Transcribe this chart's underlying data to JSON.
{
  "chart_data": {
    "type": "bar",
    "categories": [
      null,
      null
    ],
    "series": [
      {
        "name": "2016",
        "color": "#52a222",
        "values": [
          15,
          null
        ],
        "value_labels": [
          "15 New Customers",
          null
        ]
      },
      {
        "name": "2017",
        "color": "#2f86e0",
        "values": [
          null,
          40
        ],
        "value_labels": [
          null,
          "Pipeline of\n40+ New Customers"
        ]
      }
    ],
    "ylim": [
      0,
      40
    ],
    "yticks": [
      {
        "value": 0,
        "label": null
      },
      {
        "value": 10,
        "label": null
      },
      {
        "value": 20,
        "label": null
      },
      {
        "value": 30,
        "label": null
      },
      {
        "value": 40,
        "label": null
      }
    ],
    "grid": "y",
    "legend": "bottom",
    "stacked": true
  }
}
- - - - - - -
> _DIRECTIONS FOR THIS TASK_
Copy out the full material exactly as it appears.

> _EXPECTED ANSWER_
Transcribe this chart's underlying data to JSON.
{
  "chart_data": {
    "type": "bar",
    "categories": [
      null,
      null
    ],
    "series": [
      {
        "name": "2016",
        "color": "#52a222",
        "values": [
          15,
          null
        ],
        "value_labels": [
          "15 New Customers",
          null
        ]
      },
      {
        "name": "2017",
        "color": "#2f86e0",
        "values": [
          null,
          40
        ],
        "value_labels": [
          null,
          "Pipeline of\n40+ New Customers"
        ]
      }
    ],
    "ylim": [
      0,
      40
    ],
    "yticks": [
      {
        "value": 0,
        "label": null
      },
      {
        "value": 10,
        "label": null
      },
      {
        "value": 20,
        "label": null
      },
      {
        "value": 30,
        "label": null
      },
      {
        "value": 40,
        "label": null
      }
    ],
    "grid": "y",
    "legend": "bottom",
    "stacked": true
  }
}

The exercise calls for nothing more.